• **Short problem**: Retype each line exactly. Skip images.

(Part of a data file)
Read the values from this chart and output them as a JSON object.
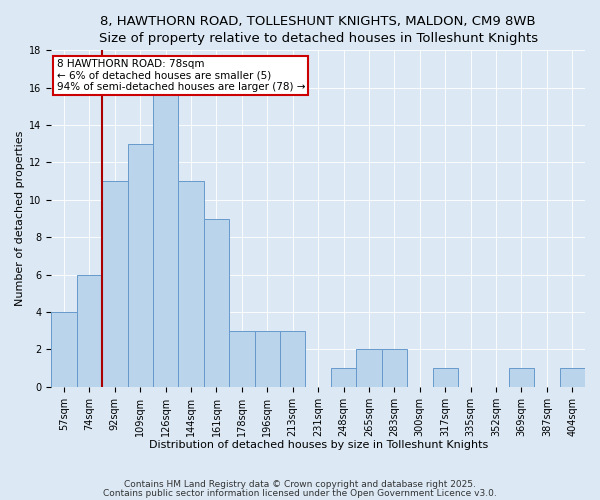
{
  "title": "8, HAWTHORN ROAD, TOLLESHUNT KNIGHTS, MALDON, CM9 8WB",
  "subtitle": "Size of property relative to detached houses in Tolleshunt Knights",
  "xlabel": "Distribution of detached houses by size in Tolleshunt Knights",
  "ylabel": "Number of detached properties",
  "categories": [
    "57sqm",
    "74sqm",
    "92sqm",
    "109sqm",
    "126sqm",
    "144sqm",
    "161sqm",
    "178sqm",
    "196sqm",
    "213sqm",
    "231sqm",
    "248sqm",
    "265sqm",
    "283sqm",
    "300sqm",
    "317sqm",
    "335sqm",
    "352sqm",
    "369sqm",
    "387sqm",
    "404sqm"
  ],
  "values": [
    4,
    6,
    11,
    13,
    16,
    11,
    9,
    3,
    3,
    3,
    0,
    1,
    2,
    2,
    0,
    1,
    0,
    0,
    1,
    0,
    1
  ],
  "bar_color": "#bad4ec",
  "bar_edge_color": "#6699cc",
  "vline_x": 1.5,
  "vline_color": "#aa0000",
  "annotation_text": "8 HAWTHORN ROAD: 78sqm\n← 6% of detached houses are smaller (5)\n94% of semi-detached houses are larger (78) →",
  "annotation_box_color": "#ffffff",
  "annotation_box_edge_color": "#cc0000",
  "background_color": "#dce9f5",
  "plot_bg_color": "#dce9f5",
  "ylim": [
    0,
    18
  ],
  "yticks": [
    0,
    2,
    4,
    6,
    8,
    10,
    12,
    14,
    16,
    18
  ],
  "footer_line1": "Contains HM Land Registry data © Crown copyright and database right 2025.",
  "footer_line2": "Contains public sector information licensed under the Open Government Licence v3.0.",
  "title_fontsize": 9.5,
  "xlabel_fontsize": 8,
  "ylabel_fontsize": 8,
  "tick_fontsize": 7,
  "annotation_fontsize": 7.5,
  "footer_fontsize": 6.5
}
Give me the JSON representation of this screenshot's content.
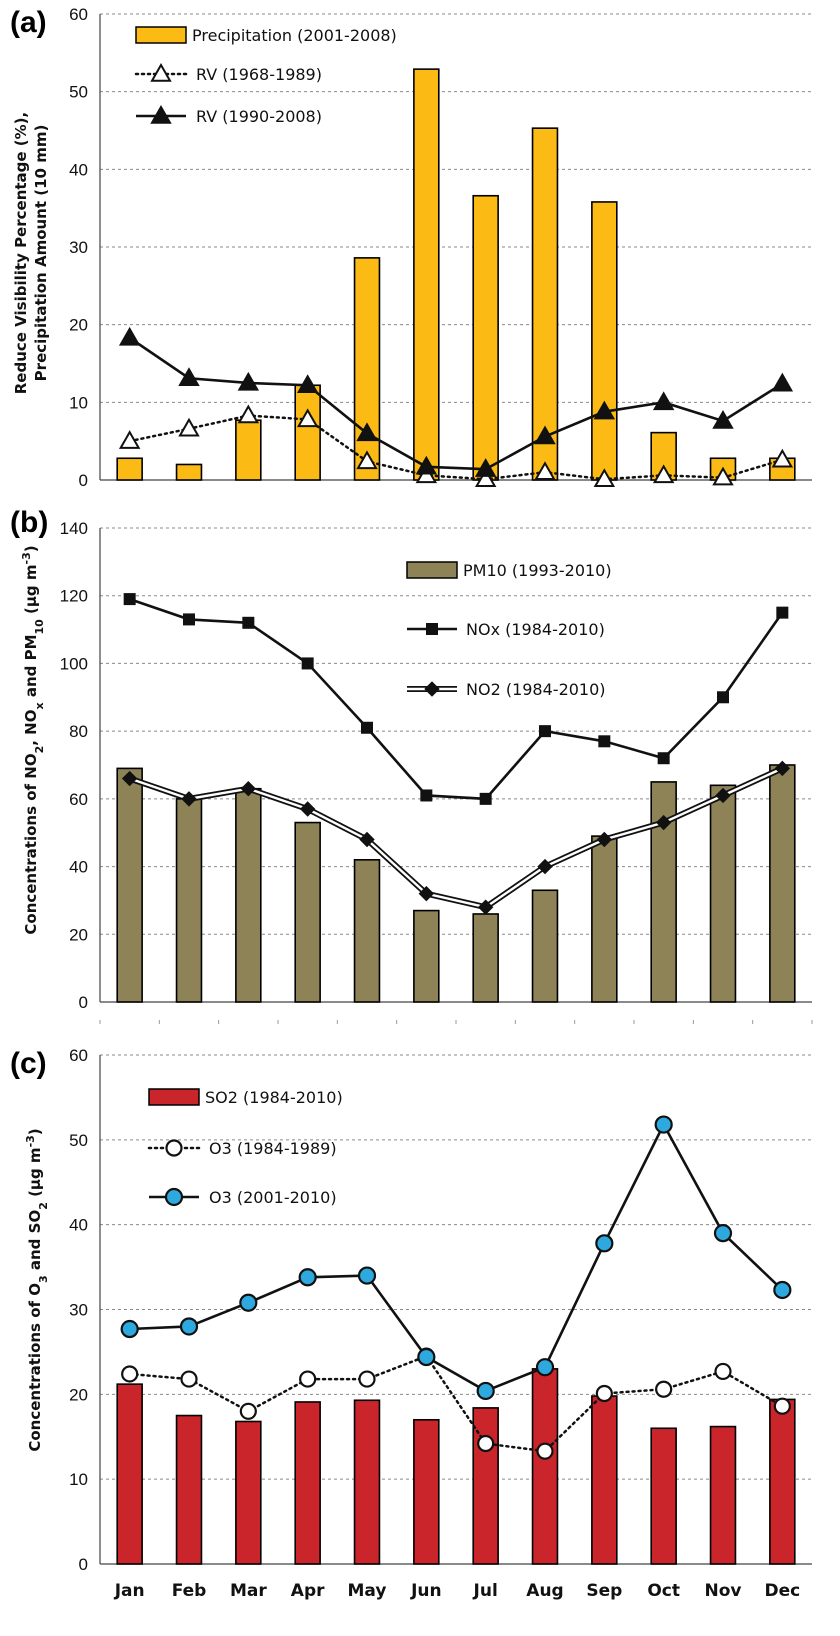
{
  "chart_data": [
    {
      "panel_label": "(a)",
      "type": "bar+line",
      "categories": [
        "Jan",
        "Feb",
        "Mar",
        "Apr",
        "May",
        "Jun",
        "Jul",
        "Aug",
        "Sep",
        "Oct",
        "Nov",
        "Dec"
      ],
      "ylabel_line1": "Reduce Visibility Percentage (%),",
      "ylabel_line2": "Precipitation Amount (10 mm)",
      "ylim": [
        0,
        60
      ],
      "yticks": [
        0,
        10,
        20,
        30,
        40,
        50,
        60
      ],
      "grid": true,
      "legend_position": "top-left",
      "bars": {
        "name": "Precipitation (2001-2008)",
        "color": "#FBBB14",
        "values": [
          2.8,
          2.0,
          7.7,
          12.2,
          28.6,
          52.9,
          36.6,
          45.3,
          35.8,
          6.1,
          2.8,
          2.8
        ]
      },
      "lines": [
        {
          "name": "RV (1968-1989)",
          "style": "dotted",
          "marker": "triangle-open",
          "values": [
            5.0,
            6.6,
            8.3,
            7.8,
            2.4,
            0.6,
            0.1,
            1.0,
            0.1,
            0.6,
            0.3,
            2.6
          ]
        },
        {
          "name": "RV (1990-2008)",
          "style": "solid",
          "marker": "triangle-filled",
          "values": [
            18.3,
            13.1,
            12.5,
            12.2,
            6.0,
            1.7,
            1.4,
            5.6,
            8.8,
            10.0,
            7.6,
            12.4
          ]
        }
      ]
    },
    {
      "panel_label": "(b)",
      "type": "bar+line",
      "categories": [
        "Jan",
        "Feb",
        "Mar",
        "Apr",
        "May",
        "Jun",
        "Jul",
        "Aug",
        "Sep",
        "Oct",
        "Nov",
        "Dec"
      ],
      "ylabel_pre": "Concentrations of NO",
      "ylabel_sub1": "2",
      "ylabel_mid1": ", NO",
      "ylabel_sub2": "x",
      "ylabel_mid2": " and PM",
      "ylabel_sub3": "10",
      "ylabel_mid3": " (μg m",
      "ylabel_sup": "-3",
      "ylabel_post": ")",
      "ylim": [
        0,
        140
      ],
      "yticks": [
        0,
        20,
        40,
        60,
        80,
        100,
        120,
        140
      ],
      "grid": true,
      "legend_position": "top-right",
      "bars": {
        "name": "PM10 (1993-2010)",
        "color": "#8E8357",
        "values": [
          69,
          60,
          63,
          53,
          42,
          27,
          26,
          33,
          49,
          65,
          64,
          70
        ]
      },
      "lines": [
        {
          "name": "NOx (1984-2010)",
          "style": "solid",
          "marker": "square",
          "values": [
            119,
            113,
            112,
            100,
            81,
            61,
            60,
            80,
            77,
            72,
            90,
            115
          ]
        },
        {
          "name": "NO2 (1984-2010)",
          "style": "double",
          "marker": "diamond",
          "values": [
            66,
            60,
            63,
            57,
            48,
            32,
            28,
            40,
            48,
            53,
            61,
            69
          ]
        }
      ]
    },
    {
      "panel_label": "(c)",
      "type": "bar+line",
      "categories": [
        "Jan",
        "Feb",
        "Mar",
        "Apr",
        "May",
        "Jun",
        "Jul",
        "Aug",
        "Sep",
        "Oct",
        "Nov",
        "Dec"
      ],
      "ylabel_pre": "Concentrations of O",
      "ylabel_sub1": "3",
      "ylabel_mid1": " and SO",
      "ylabel_sub2": "2",
      "ylabel_mid2": " (μg m",
      "ylabel_sup": "-3",
      "ylabel_post": ")",
      "ylim": [
        0,
        60
      ],
      "yticks": [
        0,
        10,
        20,
        30,
        40,
        50,
        60
      ],
      "grid": true,
      "legend_position": "top-left",
      "bars": {
        "name": "SO2 (1984-2010)",
        "color": "#C9252B",
        "values": [
          21.2,
          17.5,
          16.8,
          19.1,
          19.3,
          17.0,
          18.4,
          23.0,
          19.8,
          16.0,
          16.2,
          19.4
        ]
      },
      "lines": [
        {
          "name": "O3 (1984-1989)",
          "style": "dotted",
          "marker": "circle-open",
          "values": [
            22.4,
            21.8,
            18.0,
            21.8,
            21.8,
            24.5,
            14.2,
            13.3,
            20.1,
            20.6,
            22.7,
            18.6
          ]
        },
        {
          "name": "O3 (2001-2010)",
          "style": "solid",
          "marker": "circle-blue",
          "values": [
            27.7,
            28.0,
            30.8,
            33.8,
            34.0,
            24.4,
            20.4,
            23.2,
            37.8,
            51.8,
            39.0,
            32.3
          ]
        }
      ]
    }
  ]
}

• **Correct result**:
Read the values from this chart and output them as a JSON object.
{
  "title": "8, HAWTHORN ROAD, TOLLESHUNT KNIGHTS, MALDON, CM9 8WB",
  "subtitle": "Size of property relative to detached houses in Tolleshunt Knights",
  "xlabel": "Distribution of detached houses by size in Tolleshunt Knights",
  "ylabel": "Number of detached properties",
  "categories": [
    "57sqm",
    "74sqm",
    "92sqm",
    "109sqm",
    "126sqm",
    "144sqm",
    "161sqm",
    "178sqm",
    "196sqm",
    "213sqm",
    "231sqm",
    "248sqm",
    "265sqm",
    "283sqm",
    "300sqm",
    "317sqm",
    "335sqm",
    "352sqm",
    "369sqm",
    "387sqm",
    "404sqm"
  ],
  "values": [
    4,
    6,
    11,
    13,
    16,
    11,
    9,
    3,
    3,
    3,
    0,
    1,
    2,
    2,
    0,
    1,
    0,
    0,
    1,
    0,
    1
  ],
  "bar_color": "#bad4ec",
  "bar_edge_color": "#6699cc",
  "vline_x": 1.5,
  "vline_color": "#aa0000",
  "annotation_text": "8 HAWTHORN ROAD: 78sqm\n← 6% of detached houses are smaller (5)\n94% of semi-detached houses are larger (78) →",
  "annotation_box_color": "#ffffff",
  "annotation_box_edge_color": "#cc0000",
  "background_color": "#dce9f5",
  "plot_bg_color": "#dce9f5",
  "ylim": [
    0,
    18
  ],
  "yticks": [
    0,
    2,
    4,
    6,
    8,
    10,
    12,
    14,
    16,
    18
  ],
  "footer_line1": "Contains HM Land Registry data © Crown copyright and database right 2025.",
  "footer_line2": "Contains public sector information licensed under the Open Government Licence v3.0.",
  "title_fontsize": 9.5,
  "xlabel_fontsize": 8,
  "ylabel_fontsize": 8,
  "tick_fontsize": 7,
  "annotation_fontsize": 7.5,
  "footer_fontsize": 6.5
}
Give me the JSON representation of this screenshot's content.
{
  "chart_data": [
    {
      "panel_label": "(a)",
      "type": "bar+line",
      "categories": [
        "Jan",
        "Feb",
        "Mar",
        "Apr",
        "May",
        "Jun",
        "Jul",
        "Aug",
        "Sep",
        "Oct",
        "Nov",
        "Dec"
      ],
      "ylabel_line1": "Reduce Visibility Percentage (%),",
      "ylabel_line2": "Precipitation Amount (10 mm)",
      "ylim": [
        0,
        60
      ],
      "yticks": [
        0,
        10,
        20,
        30,
        40,
        50,
        60
      ],
      "grid": true,
      "legend_position": "top-left",
      "bars": {
        "name": "Precipitation (2001-2008)",
        "color": "#FBBB14",
        "values": [
          2.8,
          2.0,
          7.7,
          12.2,
          28.6,
          52.9,
          36.6,
          45.3,
          35.8,
          6.1,
          2.8,
          2.8
        ]
      },
      "lines": [
        {
          "name": "RV (1968-1989)",
          "style": "dotted",
          "marker": "triangle-open",
          "values": [
            5.0,
            6.6,
            8.3,
            7.8,
            2.4,
            0.6,
            0.1,
            1.0,
            0.1,
            0.6,
            0.3,
            2.6
          ]
        },
        {
          "name": "RV (1990-2008)",
          "style": "solid",
          "marker": "triangle-filled",
          "values": [
            18.3,
            13.1,
            12.5,
            12.2,
            6.0,
            1.7,
            1.4,
            5.6,
            8.8,
            10.0,
            7.6,
            12.4
          ]
        }
      ]
    },
    {
      "panel_label": "(b)",
      "type": "bar+line",
      "categories": [
        "Jan",
        "Feb",
        "Mar",
        "Apr",
        "May",
        "Jun",
        "Jul",
        "Aug",
        "Sep",
        "Oct",
        "Nov",
        "Dec"
      ],
      "ylabel_pre": "Concentrations of NO",
      "ylabel_sub1": "2",
      "ylabel_mid1": ", NO",
      "ylabel_sub2": "x",
      "ylabel_mid2": " and PM",
      "ylabel_sub3": "10",
      "ylabel_mid3": " (μg m",
      "ylabel_sup": "-3",
      "ylabel_post": ")",
      "ylim": [
        0,
        140
      ],
      "yticks": [
        0,
        20,
        40,
        60,
        80,
        100,
        120,
        140
      ],
      "grid": true,
      "legend_position": "top-right",
      "bars": {
        "name": "PM10 (1993-2010)",
        "color": "#8E8357",
        "values": [
          69,
          60,
          63,
          53,
          42,
          27,
          26,
          33,
          49,
          65,
          64,
          70
        ]
      },
      "lines": [
        {
          "name": "NOx (1984-2010)",
          "style": "solid",
          "marker": "square",
          "values": [
            119,
            113,
            112,
            100,
            81,
            61,
            60,
            80,
            77,
            72,
            90,
            115
          ]
        },
        {
          "name": "NO2 (1984-2010)",
          "style": "double",
          "marker": "diamond",
          "values": [
            66,
            60,
            63,
            57,
            48,
            32,
            28,
            40,
            48,
            53,
            61,
            69
          ]
        }
      ]
    },
    {
      "panel_label": "(c)",
      "type": "bar+line",
      "categories": [
        "Jan",
        "Feb",
        "Mar",
        "Apr",
        "May",
        "Jun",
        "Jul",
        "Aug",
        "Sep",
        "Oct",
        "Nov",
        "Dec"
      ],
      "ylabel_pre": "Concentrations of O",
      "ylabel_sub1": "3",
      "ylabel_mid1": " and SO",
      "ylabel_sub2": "2",
      "ylabel_mid2": " (μg m",
      "ylabel_sup": "-3",
      "ylabel_post": ")",
      "ylim": [
        0,
        60
      ],
      "yticks": [
        0,
        10,
        20,
        30,
        40,
        50,
        60
      ],
      "grid": true,
      "legend_position": "top-left",
      "bars": {
        "name": "SO2 (1984-2010)",
        "color": "#C9252B",
        "values": [
          21.2,
          17.5,
          16.8,
          19.1,
          19.3,
          17.0,
          18.4,
          23.0,
          19.8,
          16.0,
          16.2,
          19.4
        ]
      },
      "lines": [
        {
          "name": "O3 (1984-1989)",
          "style": "dotted",
          "marker": "circle-open",
          "values": [
            22.4,
            21.8,
            18.0,
            21.8,
            21.8,
            24.5,
            14.2,
            13.3,
            20.1,
            20.6,
            22.7,
            18.6
          ]
        },
        {
          "name": "O3 (2001-2010)",
          "style": "solid",
          "marker": "circle-blue",
          "values": [
            27.7,
            28.0,
            30.8,
            33.8,
            34.0,
            24.4,
            20.4,
            23.2,
            37.8,
            51.8,
            39.0,
            32.3
          ]
        }
      ]
    }
  ]
}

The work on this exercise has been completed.